Return each line holding the string "gusta".

• • • • • • •

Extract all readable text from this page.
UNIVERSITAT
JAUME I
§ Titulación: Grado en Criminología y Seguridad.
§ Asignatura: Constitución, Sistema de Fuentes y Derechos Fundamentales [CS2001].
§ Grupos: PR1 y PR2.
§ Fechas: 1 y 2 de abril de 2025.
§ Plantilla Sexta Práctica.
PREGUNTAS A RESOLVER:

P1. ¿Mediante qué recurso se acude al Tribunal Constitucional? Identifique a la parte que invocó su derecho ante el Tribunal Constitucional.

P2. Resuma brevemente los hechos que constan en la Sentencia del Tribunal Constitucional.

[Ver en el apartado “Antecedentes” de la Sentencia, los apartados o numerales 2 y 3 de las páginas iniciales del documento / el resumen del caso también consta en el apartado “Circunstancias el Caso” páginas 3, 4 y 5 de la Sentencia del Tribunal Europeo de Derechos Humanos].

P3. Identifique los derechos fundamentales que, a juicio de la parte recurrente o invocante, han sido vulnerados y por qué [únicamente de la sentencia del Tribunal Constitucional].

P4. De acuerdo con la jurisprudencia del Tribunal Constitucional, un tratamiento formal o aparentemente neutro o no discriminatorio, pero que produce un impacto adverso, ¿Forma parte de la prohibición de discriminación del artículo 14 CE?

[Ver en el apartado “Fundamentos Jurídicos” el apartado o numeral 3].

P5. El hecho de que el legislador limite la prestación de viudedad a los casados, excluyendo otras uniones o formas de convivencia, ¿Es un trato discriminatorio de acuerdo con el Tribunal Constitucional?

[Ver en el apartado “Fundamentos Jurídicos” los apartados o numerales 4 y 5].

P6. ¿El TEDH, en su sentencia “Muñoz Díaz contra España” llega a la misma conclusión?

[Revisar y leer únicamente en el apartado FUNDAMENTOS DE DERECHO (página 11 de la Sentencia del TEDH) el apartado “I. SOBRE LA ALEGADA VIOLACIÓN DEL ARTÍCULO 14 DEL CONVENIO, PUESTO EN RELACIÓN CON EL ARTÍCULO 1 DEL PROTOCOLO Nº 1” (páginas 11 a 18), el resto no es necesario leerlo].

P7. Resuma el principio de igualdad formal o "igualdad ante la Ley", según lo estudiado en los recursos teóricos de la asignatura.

• • • • • • •

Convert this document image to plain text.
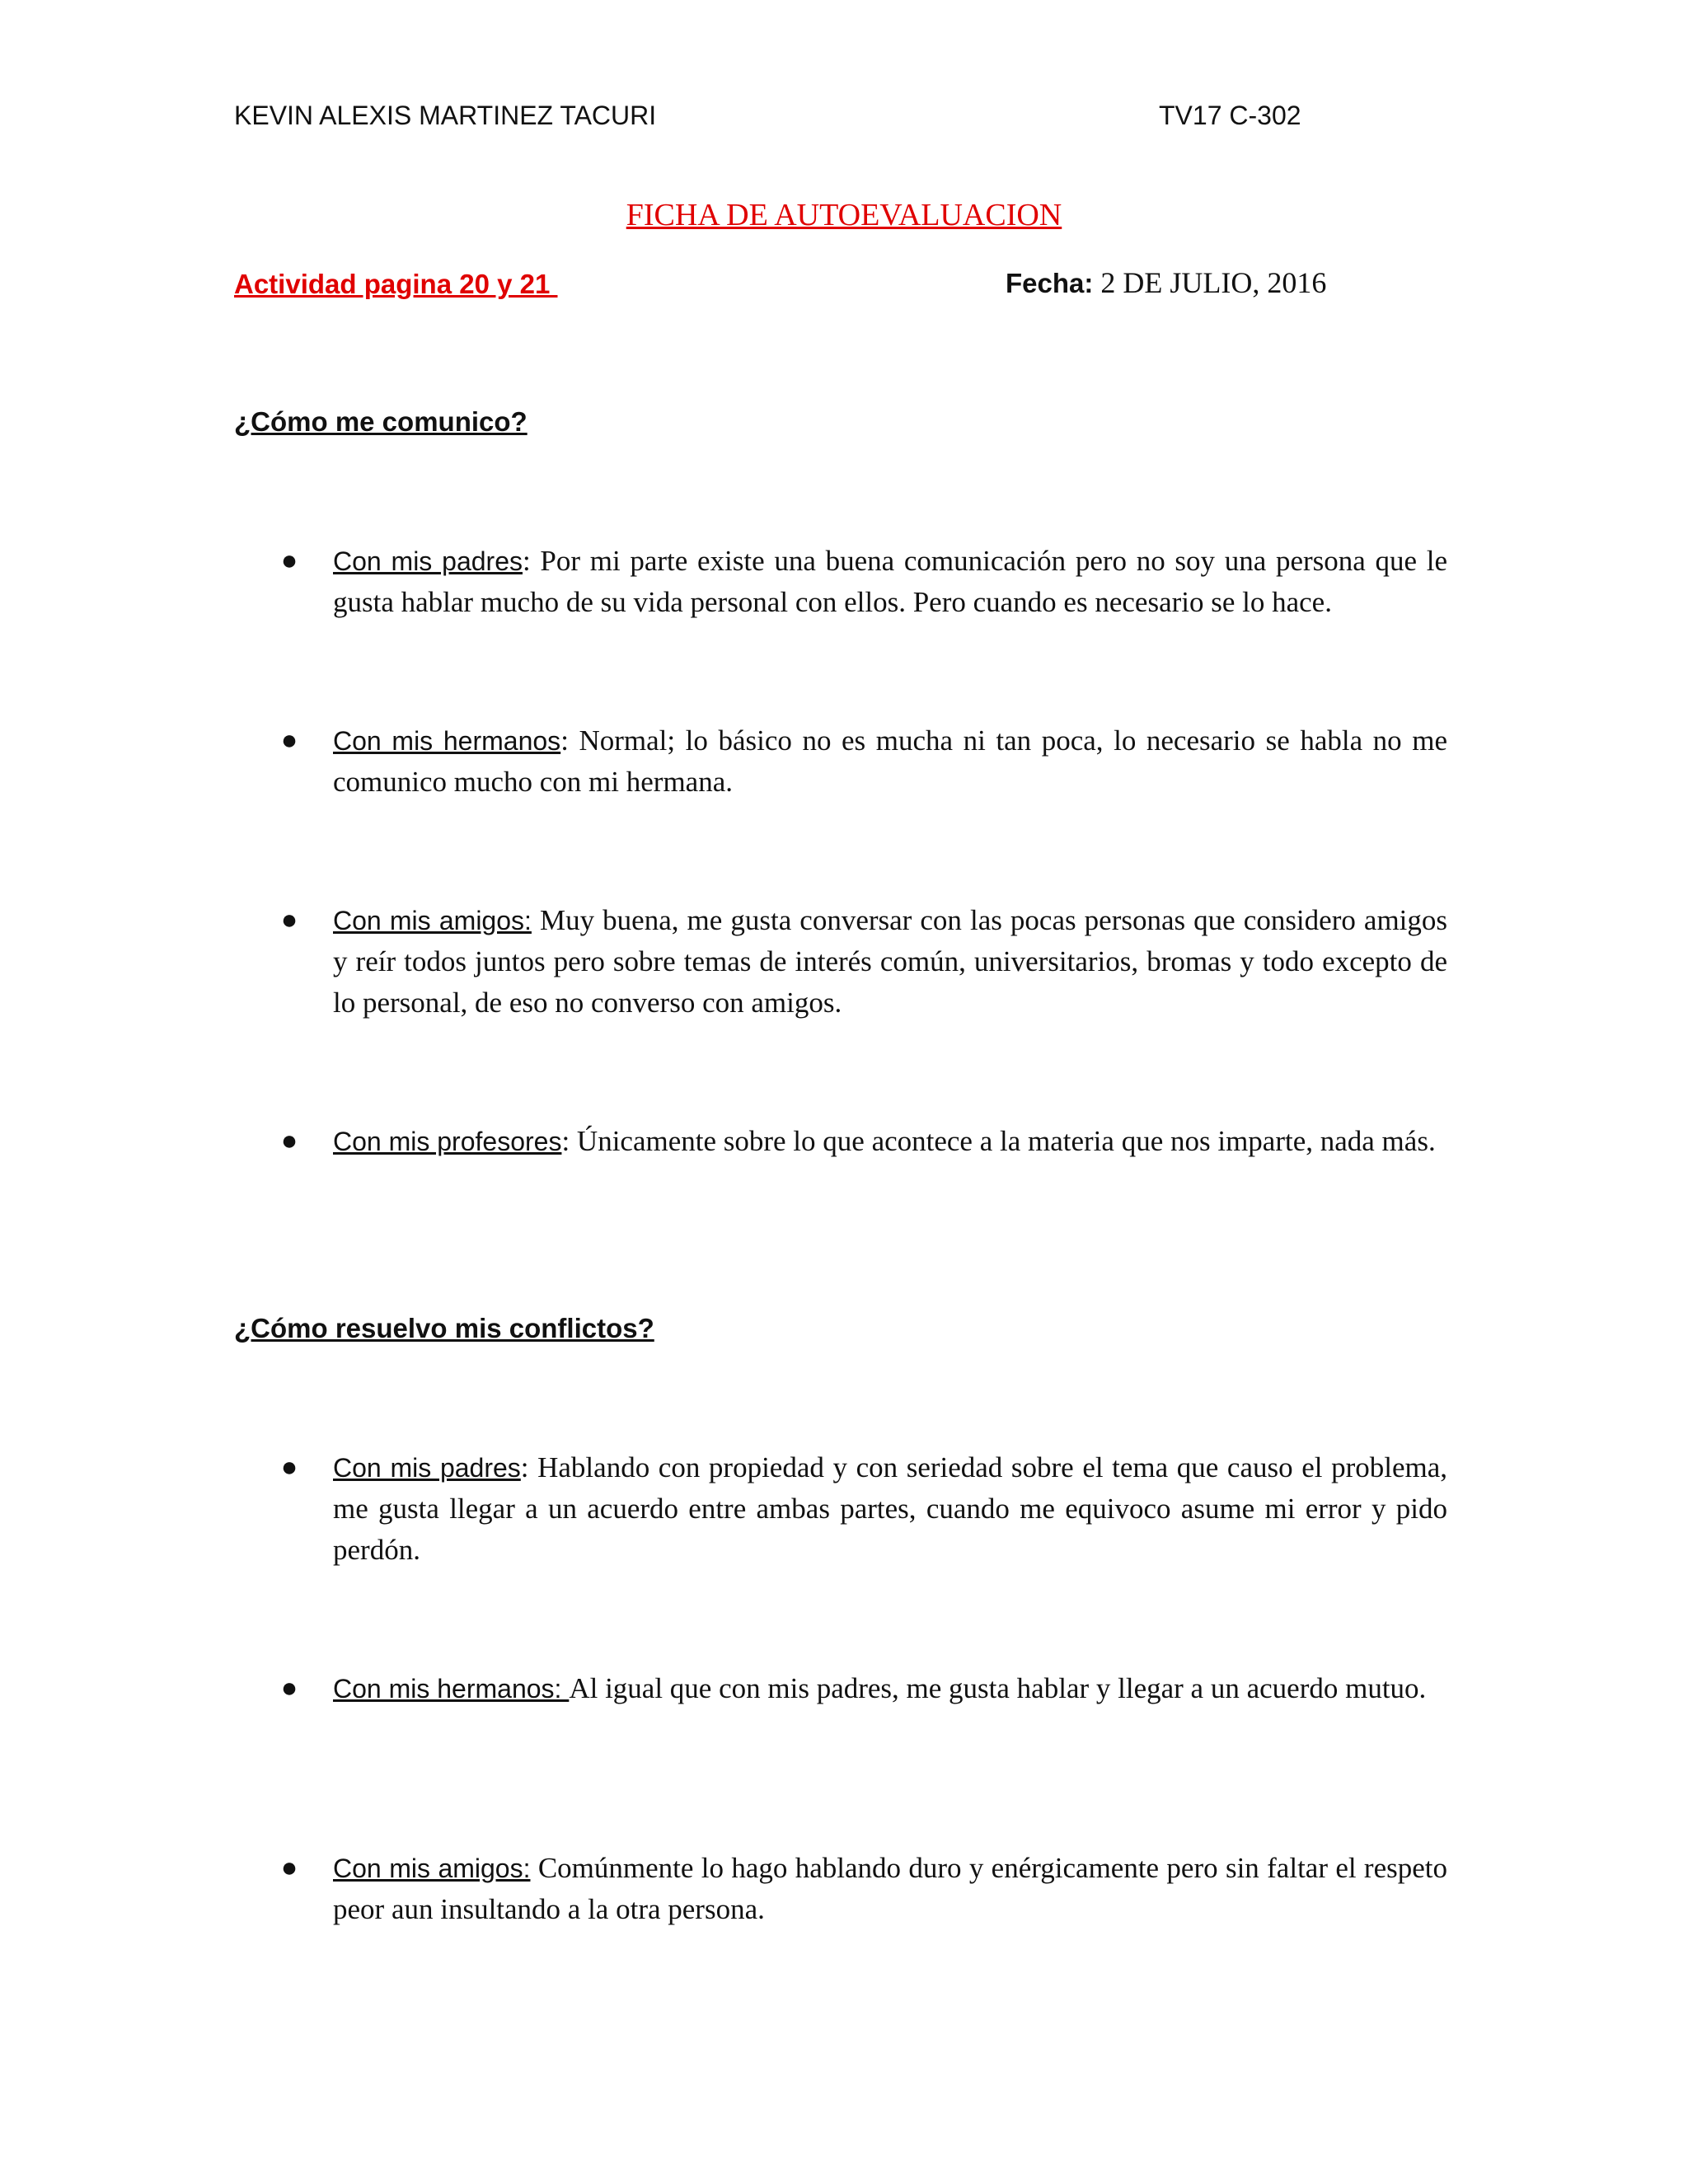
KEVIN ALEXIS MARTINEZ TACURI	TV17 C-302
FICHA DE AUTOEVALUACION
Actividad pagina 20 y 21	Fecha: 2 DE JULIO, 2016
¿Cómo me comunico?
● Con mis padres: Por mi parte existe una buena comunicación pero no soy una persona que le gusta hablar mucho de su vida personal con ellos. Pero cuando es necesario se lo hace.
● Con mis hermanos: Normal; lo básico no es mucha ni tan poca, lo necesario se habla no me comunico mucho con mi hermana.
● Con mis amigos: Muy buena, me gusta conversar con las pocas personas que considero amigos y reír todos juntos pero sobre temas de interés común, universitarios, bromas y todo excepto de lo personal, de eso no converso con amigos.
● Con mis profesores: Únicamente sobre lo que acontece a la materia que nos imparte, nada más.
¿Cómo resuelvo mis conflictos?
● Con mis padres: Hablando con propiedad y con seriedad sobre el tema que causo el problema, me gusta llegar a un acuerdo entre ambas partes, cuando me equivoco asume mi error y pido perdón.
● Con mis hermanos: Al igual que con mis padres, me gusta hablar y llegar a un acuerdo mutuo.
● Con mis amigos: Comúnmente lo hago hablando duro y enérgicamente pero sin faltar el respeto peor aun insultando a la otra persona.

• • • • • • •

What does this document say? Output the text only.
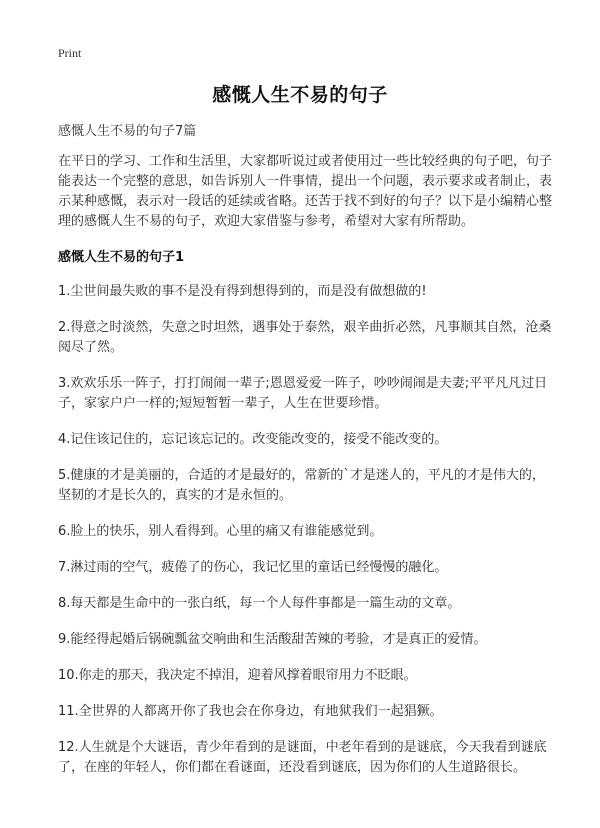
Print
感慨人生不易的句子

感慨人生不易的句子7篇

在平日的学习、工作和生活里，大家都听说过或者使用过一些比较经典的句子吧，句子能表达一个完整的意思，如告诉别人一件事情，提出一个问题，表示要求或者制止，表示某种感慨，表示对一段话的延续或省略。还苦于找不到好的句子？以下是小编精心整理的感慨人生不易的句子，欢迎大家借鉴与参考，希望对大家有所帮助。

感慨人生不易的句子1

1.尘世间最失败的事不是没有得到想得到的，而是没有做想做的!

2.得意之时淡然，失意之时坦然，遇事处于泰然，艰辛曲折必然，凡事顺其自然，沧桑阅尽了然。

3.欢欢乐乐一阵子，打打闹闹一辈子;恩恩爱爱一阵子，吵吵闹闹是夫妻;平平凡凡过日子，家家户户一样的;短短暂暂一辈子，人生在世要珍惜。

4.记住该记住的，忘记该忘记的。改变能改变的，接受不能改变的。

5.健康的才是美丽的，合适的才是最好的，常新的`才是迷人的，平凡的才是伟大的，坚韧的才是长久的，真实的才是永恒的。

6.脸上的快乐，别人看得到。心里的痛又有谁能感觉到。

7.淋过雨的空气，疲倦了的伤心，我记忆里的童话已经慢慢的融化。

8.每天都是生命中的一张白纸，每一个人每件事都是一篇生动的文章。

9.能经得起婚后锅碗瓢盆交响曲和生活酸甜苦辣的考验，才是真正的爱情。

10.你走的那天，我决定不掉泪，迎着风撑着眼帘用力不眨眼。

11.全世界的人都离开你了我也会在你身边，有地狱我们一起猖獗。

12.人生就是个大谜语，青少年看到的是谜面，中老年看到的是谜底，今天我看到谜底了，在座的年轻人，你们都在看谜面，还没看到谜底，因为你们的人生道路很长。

• • • • • • •

**RESULT OF THE TASK**
● Con mis padres: Por mi parte existe una buena comunicación pero no soy una persona que le gusta hablar mucho de su vida personal con ellos. Pero cuando es necesario se lo hace.
● Con mis amigos: Muy buena, me gusta conversar con las pocas personas que considero amigos y reír todos juntos pero sobre temas de interés común, universitarios, bromas y todo excepto de lo personal, de eso no converso con amigos.
● Con mis padres: Hablando con propiedad y con seriedad sobre el tema que causo el problema, me gusta llegar a un acuerdo entre ambas partes, cuando me equivoco asume mi error y pido perdón.
● Con mis hermanos: Al igual que con mis padres, me gusta hablar y llegar a un acuerdo mutuo.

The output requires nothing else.